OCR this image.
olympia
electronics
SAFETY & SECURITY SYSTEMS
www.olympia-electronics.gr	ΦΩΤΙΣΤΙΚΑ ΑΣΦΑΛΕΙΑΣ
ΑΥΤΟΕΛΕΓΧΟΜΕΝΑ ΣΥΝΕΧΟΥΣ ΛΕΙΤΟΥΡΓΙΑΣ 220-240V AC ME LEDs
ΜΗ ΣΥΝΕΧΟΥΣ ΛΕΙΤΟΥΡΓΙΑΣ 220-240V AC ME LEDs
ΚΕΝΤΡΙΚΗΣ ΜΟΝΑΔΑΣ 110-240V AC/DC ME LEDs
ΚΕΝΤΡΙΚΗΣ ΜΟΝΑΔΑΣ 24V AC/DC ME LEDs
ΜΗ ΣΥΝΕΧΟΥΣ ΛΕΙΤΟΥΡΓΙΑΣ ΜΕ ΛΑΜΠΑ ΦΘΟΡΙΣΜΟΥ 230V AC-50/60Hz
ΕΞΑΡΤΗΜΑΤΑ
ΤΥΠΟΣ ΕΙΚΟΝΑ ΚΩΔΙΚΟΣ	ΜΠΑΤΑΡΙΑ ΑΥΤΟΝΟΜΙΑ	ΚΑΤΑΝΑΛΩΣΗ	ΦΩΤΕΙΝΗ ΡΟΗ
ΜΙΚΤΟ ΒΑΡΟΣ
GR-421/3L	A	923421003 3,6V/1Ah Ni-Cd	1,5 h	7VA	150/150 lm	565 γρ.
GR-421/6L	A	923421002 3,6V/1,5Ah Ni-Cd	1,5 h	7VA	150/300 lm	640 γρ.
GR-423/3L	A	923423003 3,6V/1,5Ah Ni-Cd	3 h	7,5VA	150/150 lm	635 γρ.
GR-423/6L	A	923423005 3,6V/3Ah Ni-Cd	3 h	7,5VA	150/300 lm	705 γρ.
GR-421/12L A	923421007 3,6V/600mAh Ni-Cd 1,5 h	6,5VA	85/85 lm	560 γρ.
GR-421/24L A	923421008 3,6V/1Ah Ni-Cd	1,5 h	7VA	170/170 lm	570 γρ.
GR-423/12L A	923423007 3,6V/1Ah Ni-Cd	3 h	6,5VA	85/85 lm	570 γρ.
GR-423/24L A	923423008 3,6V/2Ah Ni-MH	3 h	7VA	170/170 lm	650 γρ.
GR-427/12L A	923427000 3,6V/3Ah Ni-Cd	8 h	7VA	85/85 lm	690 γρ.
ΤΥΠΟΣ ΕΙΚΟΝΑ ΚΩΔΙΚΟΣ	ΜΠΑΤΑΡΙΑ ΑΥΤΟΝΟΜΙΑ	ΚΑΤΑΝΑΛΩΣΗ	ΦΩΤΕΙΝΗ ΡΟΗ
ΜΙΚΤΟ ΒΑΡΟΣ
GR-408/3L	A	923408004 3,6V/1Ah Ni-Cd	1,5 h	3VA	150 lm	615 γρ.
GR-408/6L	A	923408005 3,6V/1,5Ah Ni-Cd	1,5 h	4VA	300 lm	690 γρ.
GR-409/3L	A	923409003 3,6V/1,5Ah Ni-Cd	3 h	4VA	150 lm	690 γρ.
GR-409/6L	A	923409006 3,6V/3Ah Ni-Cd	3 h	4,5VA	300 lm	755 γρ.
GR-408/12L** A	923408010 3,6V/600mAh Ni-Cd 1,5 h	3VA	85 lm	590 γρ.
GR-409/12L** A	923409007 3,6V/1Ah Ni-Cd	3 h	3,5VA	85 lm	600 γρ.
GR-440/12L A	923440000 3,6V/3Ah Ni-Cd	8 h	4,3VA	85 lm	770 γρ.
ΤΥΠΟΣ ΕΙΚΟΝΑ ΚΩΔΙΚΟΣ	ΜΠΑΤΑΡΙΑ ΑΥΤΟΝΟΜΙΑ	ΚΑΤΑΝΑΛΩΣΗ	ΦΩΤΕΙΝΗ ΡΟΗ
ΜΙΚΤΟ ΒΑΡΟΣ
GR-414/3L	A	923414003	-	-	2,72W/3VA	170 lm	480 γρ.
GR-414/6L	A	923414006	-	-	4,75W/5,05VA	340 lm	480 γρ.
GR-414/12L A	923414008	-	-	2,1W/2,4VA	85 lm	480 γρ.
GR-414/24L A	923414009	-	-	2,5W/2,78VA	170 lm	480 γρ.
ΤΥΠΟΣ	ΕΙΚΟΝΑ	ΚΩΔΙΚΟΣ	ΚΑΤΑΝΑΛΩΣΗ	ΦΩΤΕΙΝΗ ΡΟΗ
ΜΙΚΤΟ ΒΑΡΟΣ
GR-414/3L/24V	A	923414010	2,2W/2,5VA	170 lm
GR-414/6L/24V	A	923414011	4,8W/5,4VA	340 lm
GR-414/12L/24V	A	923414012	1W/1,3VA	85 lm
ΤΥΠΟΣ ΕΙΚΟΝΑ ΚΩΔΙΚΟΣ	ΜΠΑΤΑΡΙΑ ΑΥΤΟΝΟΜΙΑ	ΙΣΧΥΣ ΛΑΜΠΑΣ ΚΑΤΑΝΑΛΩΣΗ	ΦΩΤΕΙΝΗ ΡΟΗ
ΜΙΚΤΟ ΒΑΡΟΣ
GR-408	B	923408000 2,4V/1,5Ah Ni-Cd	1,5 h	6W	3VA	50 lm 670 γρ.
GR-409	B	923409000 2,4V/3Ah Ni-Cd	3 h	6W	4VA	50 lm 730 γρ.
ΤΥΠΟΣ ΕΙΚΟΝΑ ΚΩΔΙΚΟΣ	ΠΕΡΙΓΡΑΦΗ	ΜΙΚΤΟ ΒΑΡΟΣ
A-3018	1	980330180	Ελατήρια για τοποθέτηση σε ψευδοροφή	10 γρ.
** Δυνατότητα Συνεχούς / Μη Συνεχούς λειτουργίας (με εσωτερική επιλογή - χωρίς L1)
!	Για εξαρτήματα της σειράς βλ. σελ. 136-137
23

Exercise goal ::
Write the listing out again, exactly as shown above.

Answer below ::
OCR this image.
olympia
electronics
SAFETY & SECURITY SYSTEMS
www.olympia-electronics.gr	ΦΩΤΙΣΤΙΚΑ ΑΣΦΑΛΕΙΑΣ
ΑΥΤΟΕΛΕΓΧΟΜΕΝΑ ΣΥΝΕΧΟΥΣ ΛΕΙΤΟΥΡΓΙΑΣ 220-240V AC ME LEDs
ΜΗ ΣΥΝΕΧΟΥΣ ΛΕΙΤΟΥΡΓΙΑΣ 220-240V AC ME LEDs
ΚΕΝΤΡΙΚΗΣ ΜΟΝΑΔΑΣ 110-240V AC/DC ME LEDs
ΚΕΝΤΡΙΚΗΣ ΜΟΝΑΔΑΣ 24V AC/DC ME LEDs
ΜΗ ΣΥΝΕΧΟΥΣ ΛΕΙΤΟΥΡΓΙΑΣ ΜΕ ΛΑΜΠΑ ΦΘΟΡΙΣΜΟΥ 230V AC-50/60Hz
ΕΞΑΡΤΗΜΑΤΑ
ΤΥΠΟΣ ΕΙΚΟΝΑ ΚΩΔΙΚΟΣ	ΜΠΑΤΑΡΙΑ ΑΥΤΟΝΟΜΙΑ	ΚΑΤΑΝΑΛΩΣΗ	ΦΩΤΕΙΝΗ ΡΟΗ
ΜΙΚΤΟ ΒΑΡΟΣ
GR-421/3L	A	923421003 3,6V/1Ah Ni-Cd	1,5 h	7VA	150/150 lm	565 γρ.
GR-421/6L	A	923421002 3,6V/1,5Ah Ni-Cd	1,5 h	7VA	150/300 lm	640 γρ.
GR-423/3L	A	923423003 3,6V/1,5Ah Ni-Cd	3 h	7,5VA	150/150 lm	635 γρ.
GR-423/6L	A	923423005 3,6V/3Ah Ni-Cd	3 h	7,5VA	150/300 lm	705 γρ.
GR-421/12L A	923421007 3,6V/600mAh Ni-Cd 1,5 h	6,5VA	85/85 lm	560 γρ.
GR-421/24L A	923421008 3,6V/1Ah Ni-Cd	1,5 h	7VA	170/170 lm	570 γρ.
GR-423/12L A	923423007 3,6V/1Ah Ni-Cd	3 h	6,5VA	85/85 lm	570 γρ.
GR-423/24L A	923423008 3,6V/2Ah Ni-MH	3 h	7VA	170/170 lm	650 γρ.
GR-427/12L A	923427000 3,6V/3Ah Ni-Cd	8 h	7VA	85/85 lm	690 γρ.
ΤΥΠΟΣ ΕΙΚΟΝΑ ΚΩΔΙΚΟΣ	ΜΠΑΤΑΡΙΑ ΑΥΤΟΝΟΜΙΑ	ΚΑΤΑΝΑΛΩΣΗ	ΦΩΤΕΙΝΗ ΡΟΗ
ΜΙΚΤΟ ΒΑΡΟΣ
GR-408/3L	A	923408004 3,6V/1Ah Ni-Cd	1,5 h	3VA	150 lm	615 γρ.
GR-408/6L	A	923408005 3,6V/1,5Ah Ni-Cd	1,5 h	4VA	300 lm	690 γρ.
GR-409/3L	A	923409003 3,6V/1,5Ah Ni-Cd	3 h	4VA	150 lm	690 γρ.
GR-409/6L	A	923409006 3,6V/3Ah Ni-Cd	3 h	4,5VA	300 lm	755 γρ.
GR-408/12L** A	923408010 3,6V/600mAh Ni-Cd 1,5 h	3VA	85 lm	590 γρ.
GR-409/12L** A	923409007 3,6V/1Ah Ni-Cd	3 h	3,5VA	85 lm	600 γρ.
GR-440/12L A	923440000 3,6V/3Ah Ni-Cd	8 h	4,3VA	85 lm	770 γρ.
ΤΥΠΟΣ ΕΙΚΟΝΑ ΚΩΔΙΚΟΣ	ΜΠΑΤΑΡΙΑ ΑΥΤΟΝΟΜΙΑ	ΚΑΤΑΝΑΛΩΣΗ	ΦΩΤΕΙΝΗ ΡΟΗ
ΜΙΚΤΟ ΒΑΡΟΣ
GR-414/3L	A	923414003	-	-	2,72W/3VA	170 lm	480 γρ.
GR-414/6L	A	923414006	-	-	4,75W/5,05VA	340 lm	480 γρ.
GR-414/12L A	923414008	-	-	2,1W/2,4VA	85 lm	480 γρ.
GR-414/24L A	923414009	-	-	2,5W/2,78VA	170 lm	480 γρ.
ΤΥΠΟΣ	ΕΙΚΟΝΑ	ΚΩΔΙΚΟΣ	ΚΑΤΑΝΑΛΩΣΗ	ΦΩΤΕΙΝΗ ΡΟΗ
ΜΙΚΤΟ ΒΑΡΟΣ
GR-414/3L/24V	A	923414010	2,2W/2,5VA	170 lm
GR-414/6L/24V	A	923414011	4,8W/5,4VA	340 lm
GR-414/12L/24V	A	923414012	1W/1,3VA	85 lm
ΤΥΠΟΣ ΕΙΚΟΝΑ ΚΩΔΙΚΟΣ	ΜΠΑΤΑΡΙΑ ΑΥΤΟΝΟΜΙΑ	ΙΣΧΥΣ ΛΑΜΠΑΣ ΚΑΤΑΝΑΛΩΣΗ	ΦΩΤΕΙΝΗ ΡΟΗ
ΜΙΚΤΟ ΒΑΡΟΣ
GR-408	B	923408000 2,4V/1,5Ah Ni-Cd	1,5 h	6W	3VA	50 lm 670 γρ.
GR-409	B	923409000 2,4V/3Ah Ni-Cd	3 h	6W	4VA	50 lm 730 γρ.
ΤΥΠΟΣ ΕΙΚΟΝΑ ΚΩΔΙΚΟΣ	ΠΕΡΙΓΡΑΦΗ	ΜΙΚΤΟ ΒΑΡΟΣ
A-3018	1	980330180	Ελατήρια για τοποθέτηση σε ψευδοροφή	10 γρ.
** Δυνατότητα Συνεχούς / Μη Συνεχούς λειτουργίας (με εσωτερική επιλογή - χωρίς L1)
!	Για εξαρτήματα της σειράς βλ. σελ. 136-137
23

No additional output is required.